The task: Give the number of lines that include the word "title", and nothing else.
## begin
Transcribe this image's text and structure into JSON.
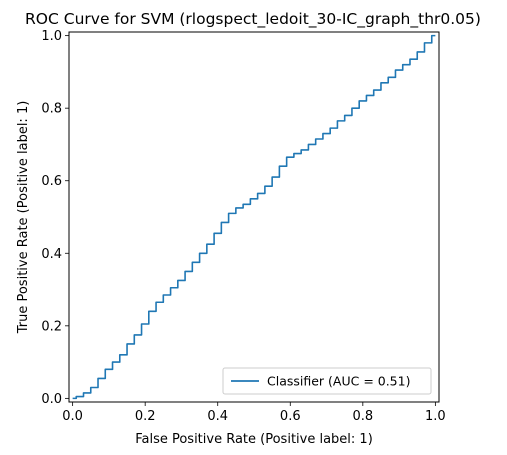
{
  "chart_data": {
    "type": "line",
    "title": "ROC Curve for SVM (rlogspect_ledoit_30-IC_graph_thr0.05)",
    "xlabel": "False Positive Rate (Positive label: 1)",
    "ylabel": "True Positive Rate (Positive label: 1)",
    "xlim": [
      0,
      1
    ],
    "ylim": [
      0,
      1
    ],
    "xticks": [
      "0.0",
      "0.2",
      "0.4",
      "0.6",
      "0.8",
      "1.0"
    ],
    "yticks": [
      "0.0",
      "0.2",
      "0.4",
      "0.6",
      "0.8",
      "1.0"
    ],
    "grid": false,
    "legend_position": "lower-right",
    "series": [
      {
        "name": "Classifier (AUC = 0.51)",
        "color": "#1f77b4",
        "x": [
          0.0,
          0.02,
          0.04,
          0.06,
          0.08,
          0.1,
          0.12,
          0.14,
          0.16,
          0.18,
          0.2,
          0.22,
          0.24,
          0.26,
          0.28,
          0.3,
          0.32,
          0.34,
          0.36,
          0.38,
          0.4,
          0.42,
          0.44,
          0.46,
          0.48,
          0.5,
          0.52,
          0.54,
          0.56,
          0.58,
          0.6,
          0.62,
          0.64,
          0.66,
          0.68,
          0.7,
          0.72,
          0.74,
          0.76,
          0.78,
          0.8,
          0.82,
          0.84,
          0.86,
          0.88,
          0.9,
          0.92,
          0.94,
          0.96,
          0.98,
          1.0
        ],
        "y": [
          0.0,
          0.005,
          0.015,
          0.03,
          0.055,
          0.08,
          0.1,
          0.12,
          0.15,
          0.175,
          0.205,
          0.24,
          0.265,
          0.285,
          0.305,
          0.325,
          0.35,
          0.375,
          0.4,
          0.425,
          0.455,
          0.485,
          0.51,
          0.525,
          0.535,
          0.55,
          0.565,
          0.585,
          0.61,
          0.64,
          0.665,
          0.675,
          0.685,
          0.7,
          0.715,
          0.73,
          0.745,
          0.765,
          0.78,
          0.8,
          0.82,
          0.835,
          0.85,
          0.87,
          0.885,
          0.905,
          0.92,
          0.935,
          0.955,
          0.98,
          1.0
        ]
      }
    ]
  }
}
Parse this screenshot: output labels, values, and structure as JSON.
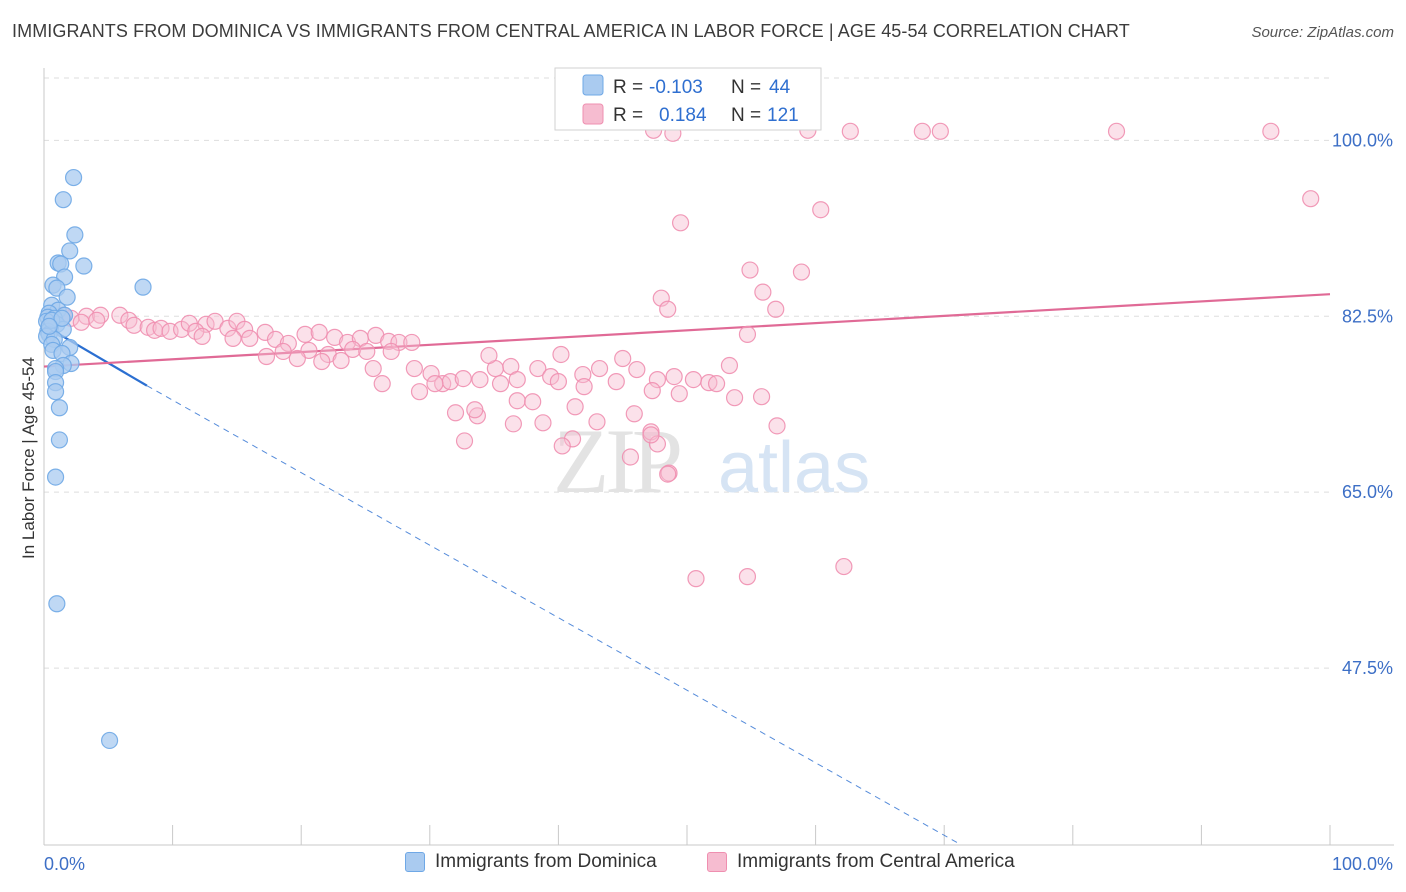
{
  "chart_data": {
    "type": "scatter",
    "title": "IMMIGRANTS FROM DOMINICA VS IMMIGRANTS FROM CENTRAL AMERICA IN LABOR FORCE | AGE 45-54 CORRELATION CHART",
    "source": "Source: ZipAtlas.com",
    "ylabel": "In Labor Force | Age 45-54",
    "xlabel": "",
    "xlim": [
      0,
      100
    ],
    "ylim": [
      29.9,
      107.2
    ],
    "x_tick_labels": [
      "0.0%",
      "100.0%"
    ],
    "y_ticks": [
      {
        "value": 100.0,
        "label": "100.0%"
      },
      {
        "value": 82.5,
        "label": "82.5%"
      },
      {
        "value": 65.0,
        "label": "65.0%"
      },
      {
        "value": 47.5,
        "label": "47.5%"
      }
    ],
    "grid": true,
    "watermark": {
      "part1": "ZIP",
      "part2": "atlas"
    },
    "legend_stats": [
      {
        "r_label": "R =",
        "r_value": "-0.103",
        "n_label": "N =",
        "n_value": "44"
      },
      {
        "r_label": "R =",
        "r_value": "0.184",
        "n_label": "N =",
        "n_value": "121"
      }
    ],
    "series": [
      {
        "name": "Immigrants from Dominica",
        "color": "#6fa8e6",
        "fill": "#aacbf0",
        "line_color": "#2b6fd1",
        "trend": {
          "x0": 0,
          "y0": 81.6,
          "x1": 8,
          "y1": 75.6,
          "dash_to_x": 71.2,
          "dash_to_y": 30.0
        },
        "points": [
          [
            2.3,
            96.3
          ],
          [
            1.5,
            94.1
          ],
          [
            2.4,
            90.6
          ],
          [
            2.0,
            89.0
          ],
          [
            1.1,
            87.8
          ],
          [
            1.3,
            87.7
          ],
          [
            3.1,
            87.5
          ],
          [
            1.6,
            86.4
          ],
          [
            0.7,
            85.6
          ],
          [
            1.0,
            85.3
          ],
          [
            7.7,
            85.4
          ],
          [
            1.8,
            84.4
          ],
          [
            0.6,
            83.6
          ],
          [
            1.1,
            83.1
          ],
          [
            0.4,
            82.8
          ],
          [
            1.6,
            82.6
          ],
          [
            0.3,
            82.4
          ],
          [
            0.8,
            82.3
          ],
          [
            0.2,
            82.0
          ],
          [
            1.0,
            81.7
          ],
          [
            0.5,
            81.4
          ],
          [
            1.5,
            81.2
          ],
          [
            0.3,
            81.0
          ],
          [
            0.4,
            80.7
          ],
          [
            0.2,
            80.5
          ],
          [
            0.8,
            80.2
          ],
          [
            0.6,
            79.7
          ],
          [
            2.0,
            79.4
          ],
          [
            0.7,
            79.1
          ],
          [
            1.4,
            78.8
          ],
          [
            2.1,
            77.8
          ],
          [
            1.5,
            77.6
          ],
          [
            0.9,
            77.3
          ],
          [
            0.9,
            77.0
          ],
          [
            0.9,
            75.9
          ],
          [
            0.9,
            75.0
          ],
          [
            1.2,
            73.4
          ],
          [
            1.2,
            70.2
          ],
          [
            0.9,
            66.5
          ],
          [
            1.0,
            53.9
          ],
          [
            5.1,
            40.3
          ],
          [
            0.6,
            82.1
          ],
          [
            1.4,
            82.3
          ],
          [
            0.4,
            81.5
          ]
        ]
      },
      {
        "name": "Immigrants from Central America",
        "color": "#ef8fb0",
        "fill": "#f6bcd0",
        "line_color": "#e06a96",
        "trend": {
          "x0": 0,
          "y0": 77.5,
          "x1": 100,
          "y1": 84.7
        },
        "points": [
          [
            47.4,
            101.0
          ],
          [
            48.9,
            100.7
          ],
          [
            59.4,
            101.0
          ],
          [
            62.7,
            100.9
          ],
          [
            68.3,
            100.9
          ],
          [
            69.7,
            100.9
          ],
          [
            83.4,
            100.9
          ],
          [
            95.4,
            100.9
          ],
          [
            98.5,
            94.2
          ],
          [
            60.4,
            93.1
          ],
          [
            49.5,
            91.8
          ],
          [
            54.9,
            87.1
          ],
          [
            58.9,
            86.9
          ],
          [
            55.9,
            84.9
          ],
          [
            48.0,
            84.3
          ],
          [
            48.5,
            83.2
          ],
          [
            56.9,
            83.2
          ],
          [
            1.5,
            82.6
          ],
          [
            2.1,
            82.3
          ],
          [
            3.3,
            82.5
          ],
          [
            4.4,
            82.6
          ],
          [
            5.9,
            82.6
          ],
          [
            2.9,
            81.9
          ],
          [
            4.1,
            82.1
          ],
          [
            6.6,
            82.1
          ],
          [
            7.0,
            81.6
          ],
          [
            8.1,
            81.4
          ],
          [
            8.6,
            81.1
          ],
          [
            9.1,
            81.3
          ],
          [
            9.8,
            81.0
          ],
          [
            10.7,
            81.2
          ],
          [
            11.3,
            81.8
          ],
          [
            12.6,
            81.7
          ],
          [
            13.3,
            82.0
          ],
          [
            14.3,
            81.3
          ],
          [
            15.0,
            82.0
          ],
          [
            15.6,
            81.2
          ],
          [
            11.8,
            81.0
          ],
          [
            12.3,
            80.5
          ],
          [
            14.7,
            80.3
          ],
          [
            16.0,
            80.3
          ],
          [
            17.2,
            80.9
          ],
          [
            18.0,
            80.2
          ],
          [
            19.0,
            79.8
          ],
          [
            20.3,
            80.7
          ],
          [
            21.4,
            80.9
          ],
          [
            22.6,
            80.4
          ],
          [
            23.6,
            79.9
          ],
          [
            24.6,
            80.3
          ],
          [
            25.8,
            80.6
          ],
          [
            26.8,
            80.0
          ],
          [
            27.6,
            79.9
          ],
          [
            28.6,
            79.9
          ],
          [
            18.6,
            79.0
          ],
          [
            20.6,
            79.1
          ],
          [
            22.1,
            78.7
          ],
          [
            24.0,
            79.2
          ],
          [
            25.1,
            79.0
          ],
          [
            27.0,
            79.0
          ],
          [
            17.3,
            78.5
          ],
          [
            19.7,
            78.3
          ],
          [
            21.6,
            78.0
          ],
          [
            23.1,
            78.1
          ],
          [
            28.8,
            77.3
          ],
          [
            30.1,
            76.8
          ],
          [
            31.0,
            75.8
          ],
          [
            31.6,
            76.0
          ],
          [
            32.6,
            76.3
          ],
          [
            33.9,
            76.2
          ],
          [
            35.1,
            77.3
          ],
          [
            36.3,
            77.5
          ],
          [
            36.8,
            76.2
          ],
          [
            34.6,
            78.6
          ],
          [
            38.4,
            77.3
          ],
          [
            39.4,
            76.5
          ],
          [
            40.2,
            78.7
          ],
          [
            41.9,
            76.7
          ],
          [
            43.2,
            77.3
          ],
          [
            45.0,
            78.3
          ],
          [
            46.1,
            77.2
          ],
          [
            47.7,
            76.2
          ],
          [
            49.0,
            76.5
          ],
          [
            50.5,
            76.2
          ],
          [
            51.7,
            75.9
          ],
          [
            53.3,
            77.6
          ],
          [
            54.7,
            80.7
          ],
          [
            40.0,
            76.0
          ],
          [
            42.0,
            75.5
          ],
          [
            44.5,
            76.0
          ],
          [
            47.3,
            75.1
          ],
          [
            52.3,
            75.8
          ],
          [
            25.6,
            77.3
          ],
          [
            26.3,
            75.8
          ],
          [
            29.2,
            75.0
          ],
          [
            30.4,
            75.8
          ],
          [
            32.0,
            72.9
          ],
          [
            33.7,
            72.6
          ],
          [
            35.5,
            75.8
          ],
          [
            36.8,
            74.1
          ],
          [
            38.0,
            74.0
          ],
          [
            41.3,
            73.5
          ],
          [
            45.9,
            72.8
          ],
          [
            47.2,
            71.0
          ],
          [
            49.4,
            74.8
          ],
          [
            53.7,
            74.4
          ],
          [
            57.0,
            71.6
          ],
          [
            43.0,
            72.0
          ],
          [
            45.6,
            68.5
          ],
          [
            36.5,
            71.8
          ],
          [
            32.7,
            70.1
          ],
          [
            41.1,
            70.3
          ],
          [
            47.7,
            69.8
          ],
          [
            48.6,
            66.9
          ],
          [
            33.5,
            73.2
          ],
          [
            40.3,
            69.6
          ],
          [
            47.2,
            70.7
          ],
          [
            38.8,
            71.9
          ],
          [
            62.2,
            57.6
          ],
          [
            50.7,
            56.4
          ],
          [
            54.7,
            56.6
          ],
          [
            48.5,
            66.8
          ],
          [
            55.8,
            74.5
          ]
        ]
      }
    ],
    "legend": [
      "Immigrants from Dominica",
      "Immigrants from Central America"
    ]
  }
}
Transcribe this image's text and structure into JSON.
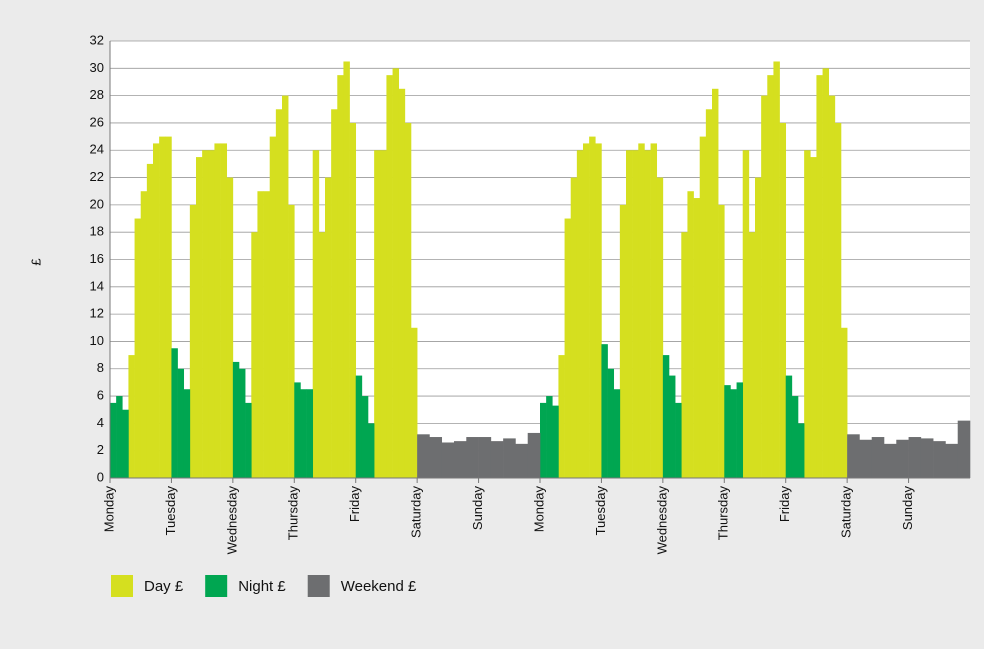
{
  "chart_data": {
    "type": "bar",
    "y_label": "£",
    "xlim": [
      0,
      14
    ],
    "xticks": [
      {
        "value": 0,
        "label": "Monday"
      },
      {
        "value": 1,
        "label": "Tuesday"
      },
      {
        "value": 2,
        "label": "Wednesday"
      },
      {
        "value": 3,
        "label": "Thursday"
      },
      {
        "value": 4,
        "label": "Friday"
      },
      {
        "value": 5,
        "label": "Saturday"
      },
      {
        "value": 6,
        "label": "Sunday"
      },
      {
        "value": 7,
        "label": "Monday"
      },
      {
        "value": 8,
        "label": "Tuesday"
      },
      {
        "value": 9,
        "label": "Wednesday"
      },
      {
        "value": 10,
        "label": "Thursday"
      },
      {
        "value": 11,
        "label": "Friday"
      },
      {
        "value": 12,
        "label": "Saturday"
      },
      {
        "value": 13,
        "label": "Sunday"
      }
    ],
    "ylim": [
      0,
      32
    ],
    "yticks": [
      0,
      2,
      4,
      6,
      8,
      10,
      12,
      14,
      16,
      18,
      20,
      22,
      24,
      26,
      28,
      30,
      32
    ],
    "grid": true,
    "series": [
      {
        "name": "Day £",
        "color": "#d5df1f",
        "x": [
          0.35,
          0.45,
          0.55,
          0.65,
          0.75,
          0.85,
          0.95,
          1.35,
          1.45,
          1.55,
          1.65,
          1.75,
          1.85,
          1.95,
          2.35,
          2.45,
          2.55,
          2.65,
          2.75,
          2.85,
          2.95,
          3.35,
          3.45,
          3.55,
          3.65,
          3.75,
          3.85,
          3.95,
          4.35,
          4.45,
          4.55,
          4.65,
          4.75,
          4.85,
          4.95,
          7.35,
          7.45,
          7.55,
          7.65,
          7.75,
          7.85,
          7.95,
          8.35,
          8.45,
          8.55,
          8.65,
          8.75,
          8.85,
          8.95,
          9.35,
          9.45,
          9.55,
          9.65,
          9.75,
          9.85,
          9.95,
          10.35,
          10.45,
          10.55,
          10.65,
          10.75,
          10.85,
          10.95,
          11.35,
          11.45,
          11.55,
          11.65,
          11.75,
          11.85,
          11.95
        ],
        "values": [
          9,
          19,
          21,
          23,
          24.5,
          25,
          25,
          20,
          23.5,
          24,
          24,
          24.5,
          24.5,
          22,
          18,
          21,
          21,
          25,
          27,
          28,
          20,
          24,
          18,
          22,
          27,
          29.5,
          30.5,
          26,
          24,
          24,
          29.5,
          30,
          28.5,
          26,
          11,
          9,
          19,
          22,
          24,
          24.5,
          25,
          24.5,
          20,
          24,
          24,
          24.5,
          24,
          24.5,
          22,
          18,
          21,
          20.5,
          25,
          27,
          28.5,
          20,
          24,
          18,
          22,
          28,
          29.5,
          30.5,
          26,
          24,
          23.5,
          29.5,
          30,
          28,
          26,
          11
        ]
      },
      {
        "name": "Night £",
        "color": "#00a651",
        "x": [
          0.05,
          0.15,
          0.25,
          1.05,
          1.15,
          1.25,
          2.05,
          2.15,
          2.25,
          3.05,
          3.15,
          3.25,
          4.05,
          4.15,
          4.25,
          7.05,
          7.15,
          7.25,
          8.05,
          8.15,
          8.25,
          9.05,
          9.15,
          9.25,
          10.05,
          10.15,
          10.25,
          11.05,
          11.15,
          11.25
        ],
        "values": [
          5.5,
          6,
          5,
          9.5,
          8,
          6.5,
          8.5,
          8,
          5.5,
          7,
          6.5,
          6.5,
          7.5,
          6,
          4,
          5.5,
          6,
          5.3,
          9.8,
          8,
          6.5,
          9,
          7.5,
          5.5,
          6.8,
          6.5,
          7,
          7.5,
          6,
          4
        ]
      },
      {
        "name": "Weekend £",
        "color": "#6d6e70",
        "x": [
          5.1,
          5.3,
          5.5,
          5.7,
          5.9,
          6.1,
          6.3,
          6.5,
          6.7,
          6.9,
          12.1,
          12.3,
          12.5,
          12.7,
          12.9,
          13.1,
          13.3,
          13.5,
          13.7,
          13.9
        ],
        "values": [
          3.2,
          3,
          2.6,
          2.7,
          3,
          3,
          2.7,
          2.9,
          2.5,
          3.3,
          3.2,
          2.8,
          3,
          2.5,
          2.8,
          3,
          2.9,
          2.7,
          2.5,
          4.2
        ]
      }
    ]
  }
}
## end
In response: 2